▶ SHORT PROBLEM
Return all of the entries word for word, but omit the pictures they contain.

▶ SUPPLIED RECORDS
____
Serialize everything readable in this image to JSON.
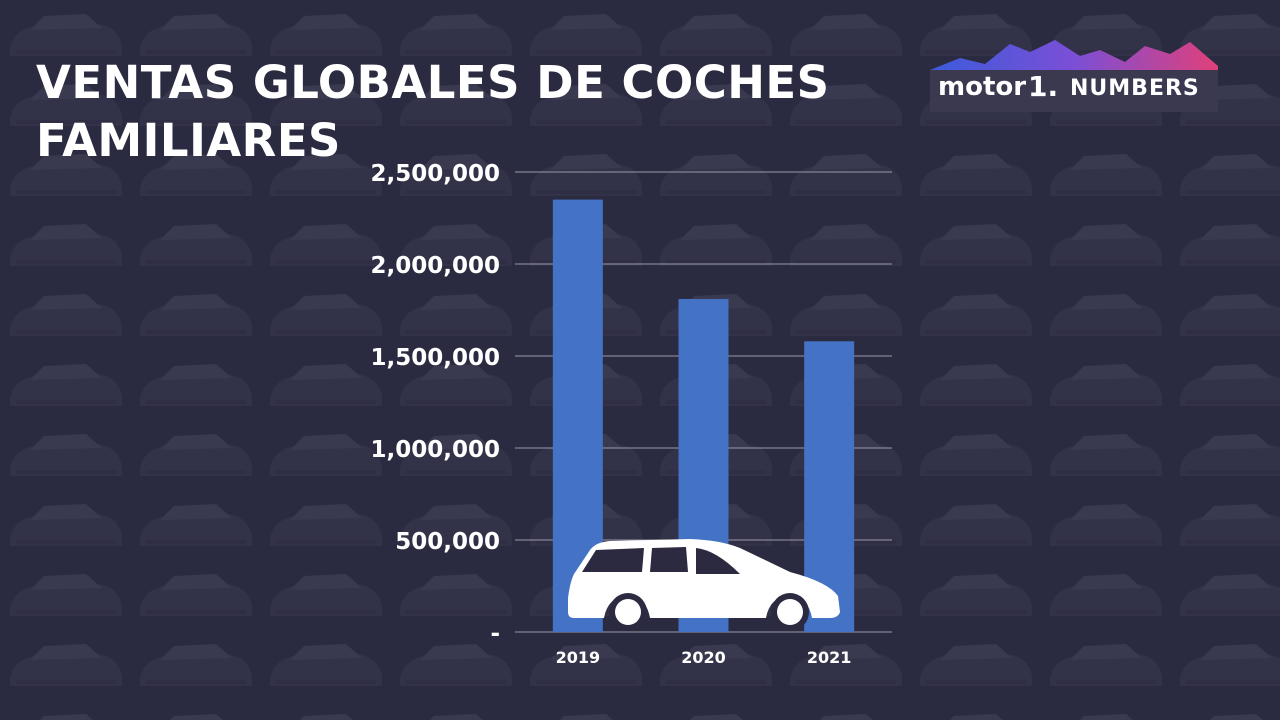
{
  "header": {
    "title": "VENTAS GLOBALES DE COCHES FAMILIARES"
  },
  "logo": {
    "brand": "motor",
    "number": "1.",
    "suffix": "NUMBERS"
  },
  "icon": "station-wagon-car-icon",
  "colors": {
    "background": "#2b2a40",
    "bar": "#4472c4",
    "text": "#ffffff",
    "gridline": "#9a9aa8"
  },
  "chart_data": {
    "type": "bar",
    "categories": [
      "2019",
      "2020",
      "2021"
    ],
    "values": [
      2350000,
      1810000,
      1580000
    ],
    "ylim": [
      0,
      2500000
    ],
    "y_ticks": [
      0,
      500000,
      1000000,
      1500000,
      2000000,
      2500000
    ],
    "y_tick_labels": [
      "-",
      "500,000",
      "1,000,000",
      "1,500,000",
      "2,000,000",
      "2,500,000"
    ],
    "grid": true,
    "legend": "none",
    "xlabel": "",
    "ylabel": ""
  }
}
____
▶ THE RESPONSE
Serialize everything readable in this image to JSON.
{
  "header": {
    "title": "VENTAS GLOBALES DE COCHES FAMILIARES"
  },
  "logo": {
    "brand": "motor",
    "number": "1.",
    "suffix": "NUMBERS"
  },
  "icon": "station-wagon-car-icon",
  "colors": {
    "background": "#2b2a40",
    "bar": "#4472c4",
    "text": "#ffffff",
    "gridline": "#9a9aa8"
  },
  "chart_data": {
    "type": "bar",
    "categories": [
      "2019",
      "2020",
      "2021"
    ],
    "values": [
      2350000,
      1810000,
      1580000
    ],
    "ylim": [
      0,
      2500000
    ],
    "y_ticks": [
      0,
      500000,
      1000000,
      1500000,
      2000000,
      2500000
    ],
    "y_tick_labels": [
      "-",
      "500,000",
      "1,000,000",
      "1,500,000",
      "2,000,000",
      "2,500,000"
    ],
    "grid": true,
    "legend": "none",
    "xlabel": "",
    "ylabel": ""
  }
}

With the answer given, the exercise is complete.